--- BEGIN ---

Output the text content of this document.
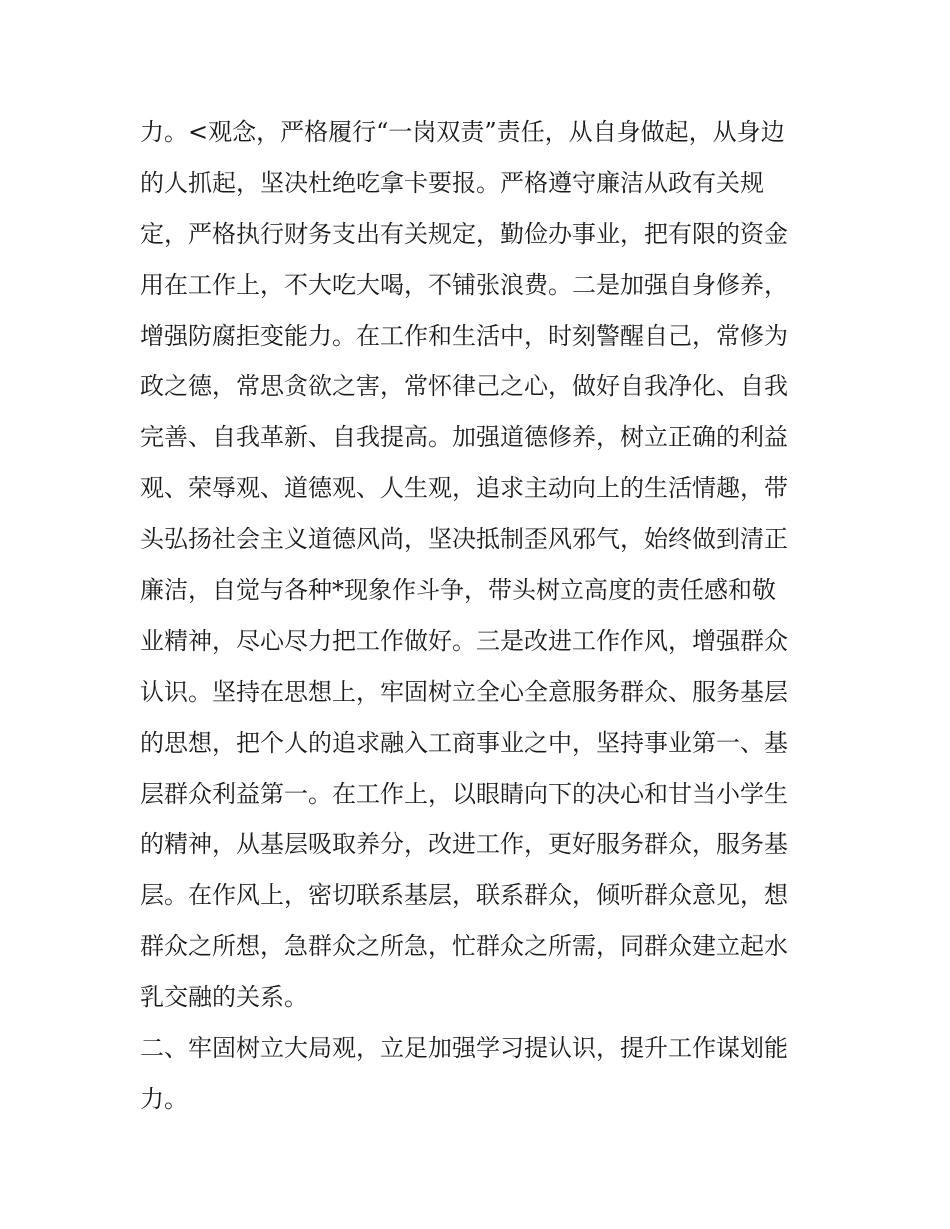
力。<观念，严格履行“一岗双责”责任，从自身做起，从身边
的人抓起，坚决杜绝吃拿卡要报。严格遵守廉洁从政有关规
定，严格执行财务支出有关规定，勤俭办事业，把有限的资金
用在工作上，不大吃大喝，不铺张浪费。二是加强自身修养，
增强防腐拒变能力。在工作和生活中，时刻警醒自己，常修为
政之德，常思贪欲之害，常怀律己之心，做好自我净化、自我
完善、自我革新、自我提高。加强道德修养，树立正确的利益
观、荣辱观、道德观、人生观，追求主动向上的生活情趣，带
头弘扬社会主义道德风尚，坚决抵制歪风邪气，始终做到清正
廉洁，自觉与各种*现象作斗争，带头树立高度的责任感和敬
业精神，尽心尽力把工作做好。三是改进工作作风，增强群众
认识。坚持在思想上，牢固树立全心全意服务群众、服务基层
的思想，把个人的追求融入工商事业之中，坚持事业第一、基
层群众利益第一。在工作上，以眼睛向下的决心和甘当小学生
的精神，从基层吸取养分，改进工作，更好服务群众，服务基
层。在作风上，密切联系基层，联系群众，倾听群众意见，想
群众之所想，急群众之所急，忙群众之所需，同群众建立起水
乳交融的关系。
二、牢固树立大局观，立足加强学习提认识，提升工作谋划能
力。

--- END ---

STATED EXERCISE: Omit any images, then output the listing exactly.

FINAL RESULT:
Output the text content of this document.
力。<观念，严格履行“一岗双责”责任，从自身做起，从身边
的人抓起，坚决杜绝吃拿卡要报。严格遵守廉洁从政有关规
定，严格执行财务支出有关规定，勤俭办事业，把有限的资金
用在工作上，不大吃大喝，不铺张浪费。二是加强自身修养，
增强防腐拒变能力。在工作和生活中，时刻警醒自己，常修为
政之德，常思贪欲之害，常怀律己之心，做好自我净化、自我
完善、自我革新、自我提高。加强道德修养，树立正确的利益
观、荣辱观、道德观、人生观，追求主动向上的生活情趣，带
头弘扬社会主义道德风尚，坚决抵制歪风邪气，始终做到清正
廉洁，自觉与各种*现象作斗争，带头树立高度的责任感和敬
业精神，尽心尽力把工作做好。三是改进工作作风，增强群众
认识。坚持在思想上，牢固树立全心全意服务群众、服务基层
的思想，把个人的追求融入工商事业之中，坚持事业第一、基
层群众利益第一。在工作上，以眼睛向下的决心和甘当小学生
的精神，从基层吸取养分，改进工作，更好服务群众，服务基
层。在作风上，密切联系基层，联系群众，倾听群众意见，想
群众之所想，急群众之所急，忙群众之所需，同群众建立起水
乳交融的关系。
二、牢固树立大局观，立足加强学习提认识，提升工作谋划能
力。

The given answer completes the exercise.